- **EXERCISE GOAL**:
Emit the entire listing verbatim.

- **INPUT MATERIAL**:
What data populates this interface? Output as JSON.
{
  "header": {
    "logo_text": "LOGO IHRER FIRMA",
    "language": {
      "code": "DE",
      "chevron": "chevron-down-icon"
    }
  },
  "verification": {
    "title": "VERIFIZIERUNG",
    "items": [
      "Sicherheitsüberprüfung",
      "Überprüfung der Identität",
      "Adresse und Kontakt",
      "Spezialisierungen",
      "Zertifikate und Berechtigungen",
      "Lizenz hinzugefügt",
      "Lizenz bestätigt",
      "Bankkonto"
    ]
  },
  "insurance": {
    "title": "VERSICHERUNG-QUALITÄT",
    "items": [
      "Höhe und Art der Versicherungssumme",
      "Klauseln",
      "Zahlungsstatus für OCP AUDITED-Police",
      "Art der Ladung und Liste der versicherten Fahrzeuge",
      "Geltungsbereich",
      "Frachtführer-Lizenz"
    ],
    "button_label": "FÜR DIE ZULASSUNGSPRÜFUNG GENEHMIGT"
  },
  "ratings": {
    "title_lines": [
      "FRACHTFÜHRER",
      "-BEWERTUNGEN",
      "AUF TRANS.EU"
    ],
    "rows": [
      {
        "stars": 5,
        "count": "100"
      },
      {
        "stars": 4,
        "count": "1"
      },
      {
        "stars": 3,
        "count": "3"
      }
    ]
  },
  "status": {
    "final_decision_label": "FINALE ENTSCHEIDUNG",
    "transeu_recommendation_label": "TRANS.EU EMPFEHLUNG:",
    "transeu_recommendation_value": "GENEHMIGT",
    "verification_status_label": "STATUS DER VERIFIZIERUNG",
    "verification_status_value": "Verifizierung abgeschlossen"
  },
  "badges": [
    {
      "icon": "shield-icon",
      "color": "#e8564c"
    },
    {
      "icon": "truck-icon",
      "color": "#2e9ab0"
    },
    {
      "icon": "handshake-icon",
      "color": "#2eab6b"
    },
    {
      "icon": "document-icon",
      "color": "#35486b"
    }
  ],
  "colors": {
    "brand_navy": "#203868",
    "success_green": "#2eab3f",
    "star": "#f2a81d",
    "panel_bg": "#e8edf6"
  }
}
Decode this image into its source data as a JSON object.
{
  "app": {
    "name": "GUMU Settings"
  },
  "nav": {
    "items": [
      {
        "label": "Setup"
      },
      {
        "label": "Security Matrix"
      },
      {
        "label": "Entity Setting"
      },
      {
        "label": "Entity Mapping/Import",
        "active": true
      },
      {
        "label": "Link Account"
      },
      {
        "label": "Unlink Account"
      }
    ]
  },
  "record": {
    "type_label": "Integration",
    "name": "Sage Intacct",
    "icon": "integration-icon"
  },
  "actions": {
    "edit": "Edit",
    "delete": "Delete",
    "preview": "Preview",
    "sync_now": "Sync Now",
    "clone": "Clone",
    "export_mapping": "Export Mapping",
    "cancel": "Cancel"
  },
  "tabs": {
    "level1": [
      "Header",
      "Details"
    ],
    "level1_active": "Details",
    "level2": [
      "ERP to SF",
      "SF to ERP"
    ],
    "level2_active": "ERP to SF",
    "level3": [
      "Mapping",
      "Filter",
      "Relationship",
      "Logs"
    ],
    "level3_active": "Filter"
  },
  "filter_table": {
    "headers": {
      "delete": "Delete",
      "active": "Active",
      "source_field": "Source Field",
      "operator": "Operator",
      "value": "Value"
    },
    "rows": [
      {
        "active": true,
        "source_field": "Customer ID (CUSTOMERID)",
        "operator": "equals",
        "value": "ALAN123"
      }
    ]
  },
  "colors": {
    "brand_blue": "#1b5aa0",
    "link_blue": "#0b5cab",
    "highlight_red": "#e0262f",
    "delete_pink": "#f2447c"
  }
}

- **TASK ANSWER**:
What data populates this interface? Output as JSON.
{
  "header": {
    "logo_text": "LOGO IHRER FIRMA",
    "language": {
      "code": "DE",
      "chevron": "chevron-down-icon"
    }
  },
  "verification": {
    "title": "VERIFIZIERUNG",
    "items": [
      "Sicherheitsüberprüfung",
      "Überprüfung der Identität",
      "Adresse und Kontakt",
      "Spezialisierungen",
      "Zertifikate und Berechtigungen",
      "Lizenz hinzugefügt",
      "Lizenz bestätigt",
      "Bankkonto"
    ]
  },
  "insurance": {
    "title": "VERSICHERUNG-QUALITÄT",
    "items": [
      "Höhe und Art der Versicherungssumme",
      "Klauseln",
      "Zahlungsstatus für OCP AUDITED-Police",
      "Art der Ladung und Liste der versicherten Fahrzeuge",
      "Geltungsbereich",
      "Frachtführer-Lizenz"
    ],
    "button_label": "FÜR DIE ZULASSUNGSPRÜFUNG GENEHMIGT"
  },
  "ratings": {
    "title_lines": [
      "FRACHTFÜHRER",
      "-BEWERTUNGEN",
      "AUF TRANS.EU"
    ],
    "rows": [
      {
        "stars": 5,
        "count": "100"
      },
      {
        "stars": 4,
        "count": "1"
      },
      {
        "stars": 3,
        "count": "3"
      }
    ]
  },
  "status": {
    "final_decision_label": "FINALE ENTSCHEIDUNG",
    "transeu_recommendation_label": "TRANS.EU EMPFEHLUNG:",
    "transeu_recommendation_value": "GENEHMIGT",
    "verification_status_label": "STATUS DER VERIFIZIERUNG",
    "verification_status_value": "Verifizierung abgeschlossen"
  },
  "badges": [
    {
      "icon": "shield-icon",
      "color": "#e8564c"
    },
    {
      "icon": "truck-icon",
      "color": "#2e9ab0"
    },
    {
      "icon": "handshake-icon",
      "color": "#2eab6b"
    },
    {
      "icon": "document-icon",
      "color": "#35486b"
    }
  ],
  "colors": {
    "brand_navy": "#203868",
    "success_green": "#2eab3f",
    "star": "#f2a81d",
    "panel_bg": "#e8edf6"
  }
}
Decode this image into its source data as a JSON object.
{
  "app": {
    "name": "GUMU Settings"
  },
  "nav": {
    "items": [
      {
        "label": "Setup"
      },
      {
        "label": "Security Matrix"
      },
      {
        "label": "Entity Setting"
      },
      {
        "label": "Entity Mapping/Import",
        "active": true
      },
      {
        "label": "Link Account"
      },
      {
        "label": "Unlink Account"
      }
    ]
  },
  "record": {
    "type_label": "Integration",
    "name": "Sage Intacct",
    "icon": "integration-icon"
  },
  "actions": {
    "edit": "Edit",
    "delete": "Delete",
    "preview": "Preview",
    "sync_now": "Sync Now",
    "clone": "Clone",
    "export_mapping": "Export Mapping",
    "cancel": "Cancel"
  },
  "tabs": {
    "level1": [
      "Header",
      "Details"
    ],
    "level1_active": "Details",
    "level2": [
      "ERP to SF",
      "SF to ERP"
    ],
    "level2_active": "ERP to SF",
    "level3": [
      "Mapping",
      "Filter",
      "Relationship",
      "Logs"
    ],
    "level3_active": "Filter"
  },
  "filter_table": {
    "headers": {
      "delete": "Delete",
      "active": "Active",
      "source_field": "Source Field",
      "operator": "Operator",
      "value": "Value"
    },
    "rows": [
      {
        "active": true,
        "source_field": "Customer ID (CUSTOMERID)",
        "operator": "equals",
        "value": "ALAN123"
      }
    ]
  },
  "colors": {
    "brand_blue": "#1b5aa0",
    "link_blue": "#0b5cab",
    "highlight_red": "#e0262f",
    "delete_pink": "#f2447c"
  }
}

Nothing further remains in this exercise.